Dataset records
-------

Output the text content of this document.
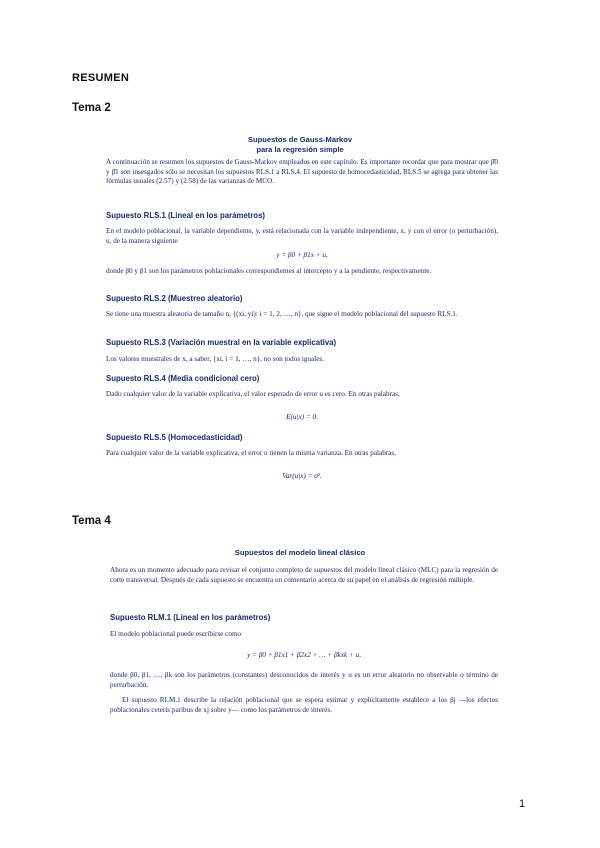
RESUMEN
Tema 2
Supuestos de Gauss-Markov
para la regresión simple
A continuación se resumen los supuestos de Gauss-Markov empleados en este capítulo. Es importante recordar que para mostrar que β̂0 y β̂1 son insesgados sólo se necesitan los supuestos RLS.1 a RLS.4. El supuesto de homocedasticidad, RLS.5 se agrega para obtener las fórmulas usuales (2.57) y (2.58) de las varianzas de MCO.
Supuesto RLS.1 (Lineal en los parámetros)
En el modelo poblacional, la variable dependiente, y, está relacionada con la variable independiente, x, y con el error (o perturbación), u, de la manera siguiente
y = β0 + β1x + u,
donde β0 y β1 son los parámetros poblacionales correspondientes al intercepto y a la pendiente, respectivamente.
Supuesto RLS.2 (Muestreo aleatorio)
Se tiene una muestra aleatoria de tamaño n, {(xi, yi): i = 1, 2, …, n}, que sigue el modelo poblacional del supuesto RLS.1.
Supuesto RLS.3 (Variación muestral en la variable explicativa)
Los valores muestrales de x, a saber, {xi, i = 1, …, n}, no son todos iguales.
Supuesto RLS.4 (Media condicional cero)
Dado cualquier valor de la variable explicativa, el valor esperado de error u es cero. En otras palabras,
E(u|x) = 0.
Supuesto RLS.5 (Homocedasticidad)
Para cualquier valor de la variable explicativa, el error u tienen la misma varianza. En otras palabras,
Var(u|x) = σ².
Tema 4
Supuestos del modelo lineal clásico
Ahora es un momento adecuado para revisar el conjunto completo de supuestos del modelo lineal clásico (MLC) para la regresión de corte transversal. Después de cada supuesto se encuentra un comentario acerca de su papel en el análisis de regresión múltiple.
Supuesto RLM.1 (Lineal en los parámetros)
El modelo poblacional puede escribirse como
y = β0 + β1x1 + β2x2 + … + βkxk + u,
donde β0, β1, …, βk son los parámetros (constantes) desconocidos de interés y u es un error aleatorio no observable o término de perturbación.
El supuesto RLM.1 describe la relación poblacional que se espera estimar y explícitamente establece a los βj —los efectos poblacionales ceteris paribus de xj sobre y— como los parámetros de interés.
1
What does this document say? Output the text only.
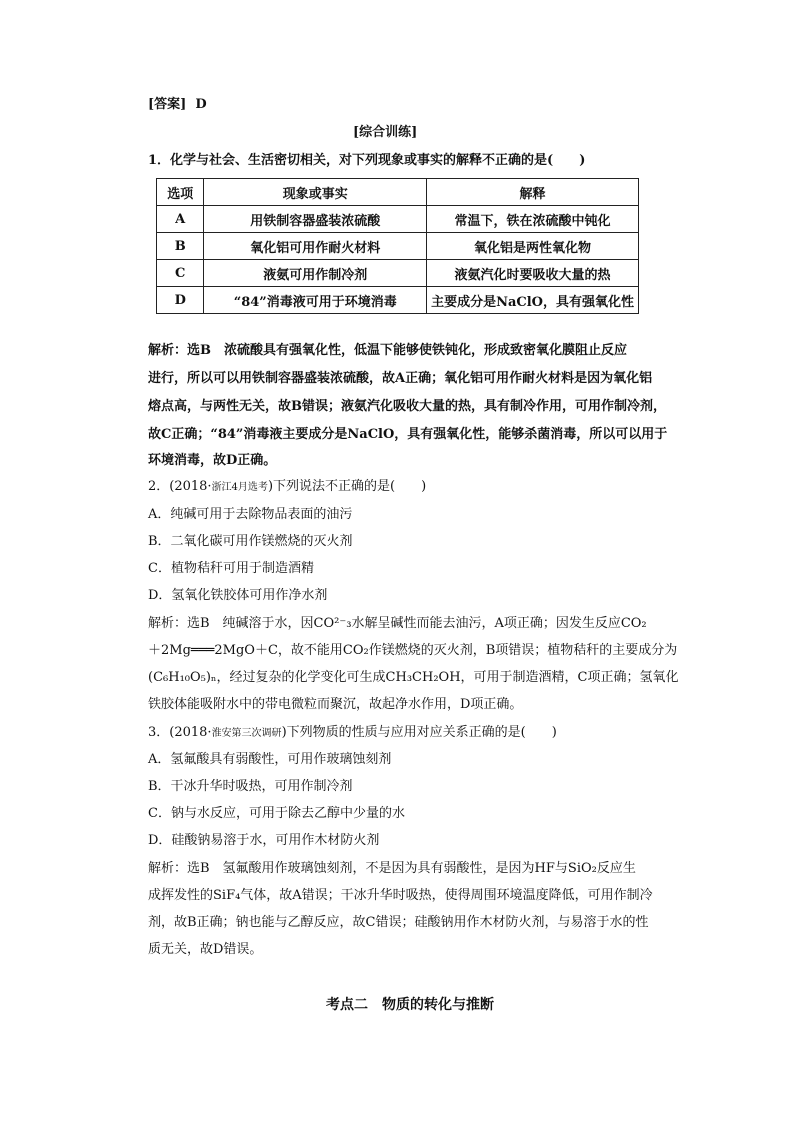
[答案] D
[综合训练]
1．化学与社会、生活密切相关，对下列现象或事实的解释不正确的是(　　)
选项	现象或事实	解释
A	用铁制容器盛装浓硫酸	常温下，铁在浓硫酸中钝化
B	氧化铝可用作耐火材料	氧化铝是两性氧化物
C	液氨可用作制冷剂	液氨汽化时要吸收大量的热
D	“84”消毒液可用于环境消毒	主要成分是NaClO，具有强氧化性
解析：选B　浓硫酸具有强氧化性，低温下能够使铁钝化，形成致密氧化膜阻止反应
进行，所以可以用铁制容器盛装浓硫酸，故A正确；氧化铝可用作耐火材料是因为氧化铝
熔点高，与两性无关，故B错误；液氨汽化吸收大量的热，具有制冷作用，可用作制冷剂，
故C正确；“84”消毒液主要成分是NaClO，具有强氧化性，能够杀菌消毒，所以可以用于
环境消毒，故D正确。
2．(2018·浙江4月选考)下列说法不正确的是(　　)
A．纯碱可用于去除物品表面的油污
B．二氧化碳可用作镁燃烧的灭火剂
C．植物秸秆可用于制造酒精
D．氢氧化铁胶体可用作净水剂
解析：选B　纯碱溶于水，因CO²⁻₃水解呈碱性而能去油污，A项正确；因发生反应CO₂
＋2Mg═══2MgO＋C，故不能用CO₂作镁燃烧的灭火剂，B项错误；植物秸秆的主要成分为
(C₆H₁₀O₅)ₙ，经过复杂的化学变化可生成CH₃CH₂OH，可用于制造酒精，C项正确；氢氧化
铁胶体能吸附水中的带电微粒而聚沉，故起净水作用，D项正确。
3．(2018·淮安第三次调研)下列物质的性质与应用对应关系正确的是(　　)
A．氢氟酸具有弱酸性，可用作玻璃蚀刻剂
B．干冰升华时吸热，可用作制冷剂
C．钠与水反应，可用于除去乙醇中少量的水
D．硅酸钠易溶于水，可用作木材防火剂
解析：选B　氢氟酸用作玻璃蚀刻剂，不是因为具有弱酸性，是因为HF与SiO₂反应生
成挥发性的SiF₄气体，故A错误；干冰升华时吸热，使得周围环境温度降低，可用作制冷
剂，故B正确；钠也能与乙醇反应，故C错误；硅酸钠用作木材防火剂，与易溶于水的性
质无关，故D错误。
考点二　物质的转化与推断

-------

Requirement: Copy each line above that contains the word "poblacionales".

Answer to this exercise:
donde β0 y β1 son los parámetros poblacionales correspondientes al intercepto y a la pendiente, respectivamente.
El supuesto RLM.1 describe la relación poblacional que se espera estimar y explícitamente establece a los βj —los efectos poblacionales ceteris paribus de xj sobre y— como los parámetros de interés.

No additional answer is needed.